Provided data:
--------------------------------

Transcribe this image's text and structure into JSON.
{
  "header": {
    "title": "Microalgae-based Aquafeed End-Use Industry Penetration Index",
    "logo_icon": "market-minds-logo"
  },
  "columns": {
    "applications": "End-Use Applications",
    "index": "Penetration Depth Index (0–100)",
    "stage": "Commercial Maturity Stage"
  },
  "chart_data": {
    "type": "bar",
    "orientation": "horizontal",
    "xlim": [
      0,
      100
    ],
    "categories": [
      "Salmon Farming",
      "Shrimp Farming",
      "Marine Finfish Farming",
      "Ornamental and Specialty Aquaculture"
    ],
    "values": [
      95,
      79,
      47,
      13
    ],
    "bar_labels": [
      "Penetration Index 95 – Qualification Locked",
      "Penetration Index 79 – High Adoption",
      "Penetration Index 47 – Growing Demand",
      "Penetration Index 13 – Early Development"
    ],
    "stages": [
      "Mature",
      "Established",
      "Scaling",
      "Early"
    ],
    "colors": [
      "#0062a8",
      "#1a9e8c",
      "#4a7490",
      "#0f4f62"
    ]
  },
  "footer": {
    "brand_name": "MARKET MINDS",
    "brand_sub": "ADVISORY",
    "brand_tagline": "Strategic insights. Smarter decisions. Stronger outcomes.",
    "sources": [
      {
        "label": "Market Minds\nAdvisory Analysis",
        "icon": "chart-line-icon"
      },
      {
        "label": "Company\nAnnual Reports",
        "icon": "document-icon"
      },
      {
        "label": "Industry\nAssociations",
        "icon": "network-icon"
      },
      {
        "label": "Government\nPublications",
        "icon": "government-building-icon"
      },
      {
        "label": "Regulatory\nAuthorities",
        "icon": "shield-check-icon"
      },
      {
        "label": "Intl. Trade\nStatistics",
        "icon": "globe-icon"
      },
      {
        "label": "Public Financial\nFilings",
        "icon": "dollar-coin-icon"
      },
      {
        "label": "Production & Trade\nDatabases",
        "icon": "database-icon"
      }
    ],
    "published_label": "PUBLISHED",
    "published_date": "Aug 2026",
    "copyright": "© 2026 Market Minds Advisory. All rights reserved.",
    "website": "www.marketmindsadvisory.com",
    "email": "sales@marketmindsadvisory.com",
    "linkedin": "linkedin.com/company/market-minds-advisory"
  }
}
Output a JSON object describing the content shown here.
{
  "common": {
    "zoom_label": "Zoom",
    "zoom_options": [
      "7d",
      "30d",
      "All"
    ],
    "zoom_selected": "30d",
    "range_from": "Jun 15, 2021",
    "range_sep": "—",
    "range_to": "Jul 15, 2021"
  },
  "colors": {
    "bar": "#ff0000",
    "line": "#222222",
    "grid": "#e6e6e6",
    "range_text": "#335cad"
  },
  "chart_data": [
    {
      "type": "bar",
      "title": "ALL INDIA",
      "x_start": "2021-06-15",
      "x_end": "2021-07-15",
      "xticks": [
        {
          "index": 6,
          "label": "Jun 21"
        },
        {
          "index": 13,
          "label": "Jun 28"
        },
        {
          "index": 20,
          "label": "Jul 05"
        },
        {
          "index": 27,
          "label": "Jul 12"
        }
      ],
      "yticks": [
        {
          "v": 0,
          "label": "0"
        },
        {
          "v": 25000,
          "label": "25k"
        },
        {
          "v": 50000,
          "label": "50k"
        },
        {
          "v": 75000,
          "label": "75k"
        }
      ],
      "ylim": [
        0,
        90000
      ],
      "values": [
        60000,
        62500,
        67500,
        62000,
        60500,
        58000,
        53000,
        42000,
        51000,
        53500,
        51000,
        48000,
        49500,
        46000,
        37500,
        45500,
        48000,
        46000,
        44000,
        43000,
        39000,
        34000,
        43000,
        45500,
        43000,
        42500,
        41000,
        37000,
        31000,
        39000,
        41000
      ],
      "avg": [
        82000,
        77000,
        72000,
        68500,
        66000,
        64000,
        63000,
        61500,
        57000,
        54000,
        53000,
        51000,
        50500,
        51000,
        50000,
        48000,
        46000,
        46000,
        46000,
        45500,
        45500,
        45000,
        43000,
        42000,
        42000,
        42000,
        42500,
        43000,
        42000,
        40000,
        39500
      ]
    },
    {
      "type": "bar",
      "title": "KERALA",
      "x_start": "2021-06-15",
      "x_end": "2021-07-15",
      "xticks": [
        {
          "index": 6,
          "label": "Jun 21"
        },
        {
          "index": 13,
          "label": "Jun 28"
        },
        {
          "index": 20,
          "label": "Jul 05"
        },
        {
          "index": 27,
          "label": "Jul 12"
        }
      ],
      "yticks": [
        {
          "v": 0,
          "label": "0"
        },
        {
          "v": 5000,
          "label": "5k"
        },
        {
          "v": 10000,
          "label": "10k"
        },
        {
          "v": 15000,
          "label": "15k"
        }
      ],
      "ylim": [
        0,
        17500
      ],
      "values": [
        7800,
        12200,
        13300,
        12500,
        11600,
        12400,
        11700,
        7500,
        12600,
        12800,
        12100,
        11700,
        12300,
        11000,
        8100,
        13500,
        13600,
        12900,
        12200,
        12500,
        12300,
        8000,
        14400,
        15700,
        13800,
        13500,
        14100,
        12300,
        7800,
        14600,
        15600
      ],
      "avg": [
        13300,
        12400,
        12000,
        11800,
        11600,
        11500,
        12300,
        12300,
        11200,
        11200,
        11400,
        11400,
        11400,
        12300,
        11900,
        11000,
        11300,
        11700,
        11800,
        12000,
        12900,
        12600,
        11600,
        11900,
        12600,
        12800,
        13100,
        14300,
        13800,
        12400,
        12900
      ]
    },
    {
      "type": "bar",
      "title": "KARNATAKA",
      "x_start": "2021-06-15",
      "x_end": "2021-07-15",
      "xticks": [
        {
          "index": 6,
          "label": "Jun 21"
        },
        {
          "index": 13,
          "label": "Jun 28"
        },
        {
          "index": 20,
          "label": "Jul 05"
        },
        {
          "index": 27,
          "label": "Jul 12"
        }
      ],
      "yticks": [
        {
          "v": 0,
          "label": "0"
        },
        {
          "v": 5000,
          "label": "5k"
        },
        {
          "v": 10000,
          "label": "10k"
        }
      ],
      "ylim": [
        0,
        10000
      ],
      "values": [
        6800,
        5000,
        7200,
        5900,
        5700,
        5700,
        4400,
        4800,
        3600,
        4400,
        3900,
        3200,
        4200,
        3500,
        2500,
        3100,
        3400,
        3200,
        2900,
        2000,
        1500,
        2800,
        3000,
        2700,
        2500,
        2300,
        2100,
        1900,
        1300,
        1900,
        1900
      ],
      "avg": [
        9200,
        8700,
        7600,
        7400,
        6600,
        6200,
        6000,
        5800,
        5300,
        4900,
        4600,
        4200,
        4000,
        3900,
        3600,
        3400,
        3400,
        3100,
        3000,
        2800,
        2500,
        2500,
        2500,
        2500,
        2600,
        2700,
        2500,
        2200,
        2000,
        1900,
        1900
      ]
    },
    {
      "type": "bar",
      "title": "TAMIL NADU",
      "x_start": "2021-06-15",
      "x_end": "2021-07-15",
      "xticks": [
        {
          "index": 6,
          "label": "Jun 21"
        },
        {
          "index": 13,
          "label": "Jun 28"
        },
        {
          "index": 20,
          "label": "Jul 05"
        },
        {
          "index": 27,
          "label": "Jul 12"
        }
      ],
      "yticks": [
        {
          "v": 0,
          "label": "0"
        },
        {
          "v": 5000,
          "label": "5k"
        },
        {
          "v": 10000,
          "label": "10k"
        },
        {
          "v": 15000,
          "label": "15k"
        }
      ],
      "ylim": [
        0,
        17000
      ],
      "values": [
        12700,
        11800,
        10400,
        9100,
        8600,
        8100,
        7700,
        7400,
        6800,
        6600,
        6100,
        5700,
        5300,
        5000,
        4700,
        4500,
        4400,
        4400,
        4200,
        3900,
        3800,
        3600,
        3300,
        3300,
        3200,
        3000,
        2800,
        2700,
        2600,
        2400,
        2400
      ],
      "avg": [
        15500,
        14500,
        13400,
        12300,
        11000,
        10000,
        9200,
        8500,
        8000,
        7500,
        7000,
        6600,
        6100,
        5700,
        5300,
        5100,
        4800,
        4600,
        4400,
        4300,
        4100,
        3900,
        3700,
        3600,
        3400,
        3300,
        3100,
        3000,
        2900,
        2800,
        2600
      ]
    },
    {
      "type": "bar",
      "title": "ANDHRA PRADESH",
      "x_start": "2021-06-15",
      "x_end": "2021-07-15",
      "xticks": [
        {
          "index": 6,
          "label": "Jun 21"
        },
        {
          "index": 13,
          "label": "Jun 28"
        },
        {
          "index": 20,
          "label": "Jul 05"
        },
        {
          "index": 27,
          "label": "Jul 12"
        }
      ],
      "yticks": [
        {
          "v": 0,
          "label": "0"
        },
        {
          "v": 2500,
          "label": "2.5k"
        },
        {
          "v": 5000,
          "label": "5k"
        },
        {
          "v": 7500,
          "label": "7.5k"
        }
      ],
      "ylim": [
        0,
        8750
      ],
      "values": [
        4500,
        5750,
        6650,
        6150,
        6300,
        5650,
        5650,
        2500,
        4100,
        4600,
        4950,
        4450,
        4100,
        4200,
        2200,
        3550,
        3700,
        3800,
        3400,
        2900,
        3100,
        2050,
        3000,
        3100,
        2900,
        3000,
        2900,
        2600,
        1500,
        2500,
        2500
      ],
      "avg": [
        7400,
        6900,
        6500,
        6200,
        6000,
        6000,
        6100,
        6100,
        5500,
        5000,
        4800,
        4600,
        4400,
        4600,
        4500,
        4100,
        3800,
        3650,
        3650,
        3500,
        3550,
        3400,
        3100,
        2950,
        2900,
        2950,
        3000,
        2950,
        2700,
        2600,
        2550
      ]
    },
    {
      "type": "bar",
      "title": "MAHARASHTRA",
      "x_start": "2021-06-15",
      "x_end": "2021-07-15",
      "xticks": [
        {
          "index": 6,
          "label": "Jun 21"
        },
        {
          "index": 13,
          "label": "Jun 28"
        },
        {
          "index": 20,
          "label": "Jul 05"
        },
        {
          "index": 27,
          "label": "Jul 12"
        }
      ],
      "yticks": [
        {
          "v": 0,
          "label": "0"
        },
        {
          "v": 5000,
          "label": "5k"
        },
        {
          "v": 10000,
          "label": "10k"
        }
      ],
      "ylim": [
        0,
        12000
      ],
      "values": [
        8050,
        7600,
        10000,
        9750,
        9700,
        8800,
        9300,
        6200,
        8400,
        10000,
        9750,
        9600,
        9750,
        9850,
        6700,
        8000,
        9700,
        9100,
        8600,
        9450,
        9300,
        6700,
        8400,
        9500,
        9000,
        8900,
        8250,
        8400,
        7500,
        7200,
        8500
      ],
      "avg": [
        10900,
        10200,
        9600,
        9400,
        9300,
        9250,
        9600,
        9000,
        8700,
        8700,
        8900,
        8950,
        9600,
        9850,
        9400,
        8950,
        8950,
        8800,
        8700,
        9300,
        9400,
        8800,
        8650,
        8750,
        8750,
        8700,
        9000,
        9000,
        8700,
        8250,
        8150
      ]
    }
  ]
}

--------------------------------

Brief: Copy each line of the listing that includes "Penetration".

Exercise answer:
    "title": "Microalgae-based Aquafeed End-Use Industry Penetration Index",
    "index": "Penetration Depth Index (0–100)",
      "Penetration Index 95 – Qualification Locked",
      "Penetration Index 79 – High Adoption",
      "Penetration Index 47 – Growing Demand",
      "Penetration Index 13 – Early Development"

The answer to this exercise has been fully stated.